[EXERCISE DIRECTIONS]
Reproduce all the material exactly, minus any pictures it holds.
* START PROVIDED DATA *
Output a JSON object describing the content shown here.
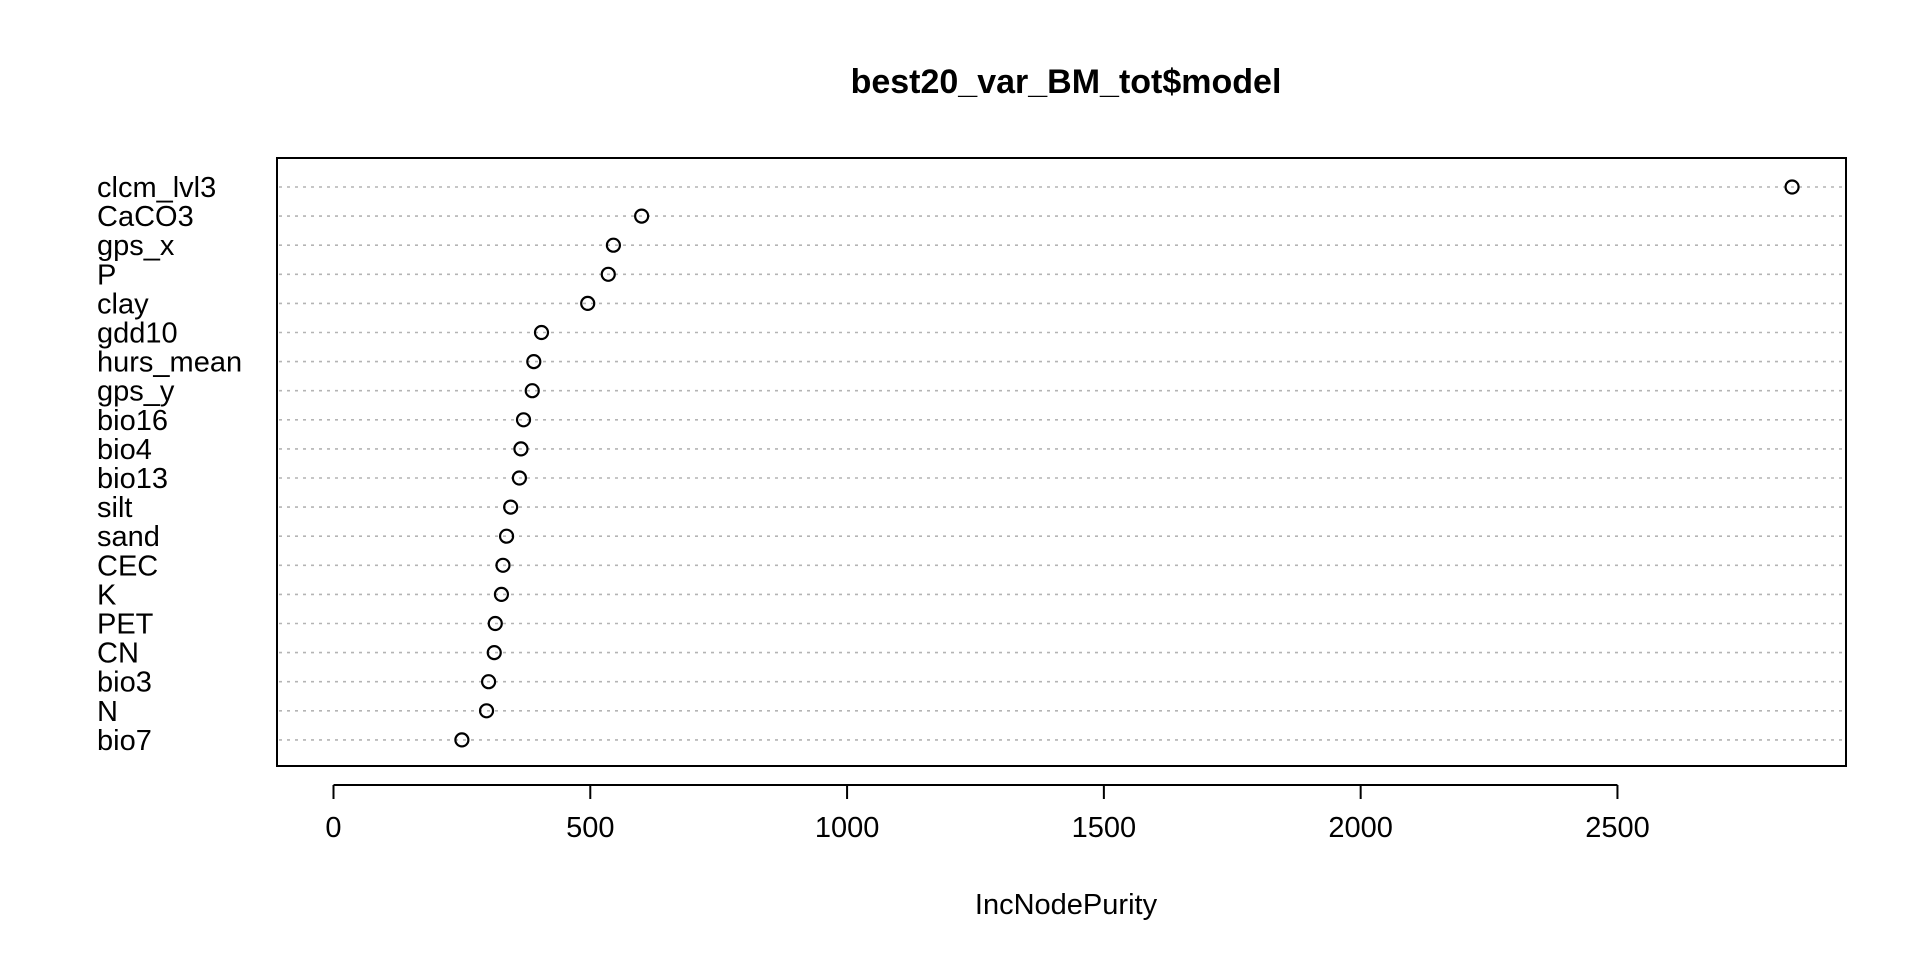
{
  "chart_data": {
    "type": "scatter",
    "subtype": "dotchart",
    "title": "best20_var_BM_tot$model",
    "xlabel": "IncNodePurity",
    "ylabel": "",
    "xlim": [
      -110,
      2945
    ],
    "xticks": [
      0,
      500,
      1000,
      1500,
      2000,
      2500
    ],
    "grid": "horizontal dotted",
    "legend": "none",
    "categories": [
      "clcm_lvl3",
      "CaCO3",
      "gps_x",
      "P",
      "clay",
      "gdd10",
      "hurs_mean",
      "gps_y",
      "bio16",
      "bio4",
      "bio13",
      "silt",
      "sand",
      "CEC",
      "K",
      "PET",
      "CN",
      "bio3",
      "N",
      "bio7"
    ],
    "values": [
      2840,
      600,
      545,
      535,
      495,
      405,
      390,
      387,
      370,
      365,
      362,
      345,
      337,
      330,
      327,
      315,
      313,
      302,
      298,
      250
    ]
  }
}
* END PROVIDED DATA *
[EXERCISE RESPONSE]
Output a JSON object describing the content shown here.
{
  "chart_data": {
    "type": "scatter",
    "subtype": "dotchart",
    "title": "best20_var_BM_tot$model",
    "xlabel": "IncNodePurity",
    "ylabel": "",
    "xlim": [
      -110,
      2945
    ],
    "xticks": [
      0,
      500,
      1000,
      1500,
      2000,
      2500
    ],
    "grid": "horizontal dotted",
    "legend": "none",
    "categories": [
      "clcm_lvl3",
      "CaCO3",
      "gps_x",
      "P",
      "clay",
      "gdd10",
      "hurs_mean",
      "gps_y",
      "bio16",
      "bio4",
      "bio13",
      "silt",
      "sand",
      "CEC",
      "K",
      "PET",
      "CN",
      "bio3",
      "N",
      "bio7"
    ],
    "values": [
      2840,
      600,
      545,
      535,
      495,
      405,
      390,
      387,
      370,
      365,
      362,
      345,
      337,
      330,
      327,
      315,
      313,
      302,
      298,
      250
    ]
  }
}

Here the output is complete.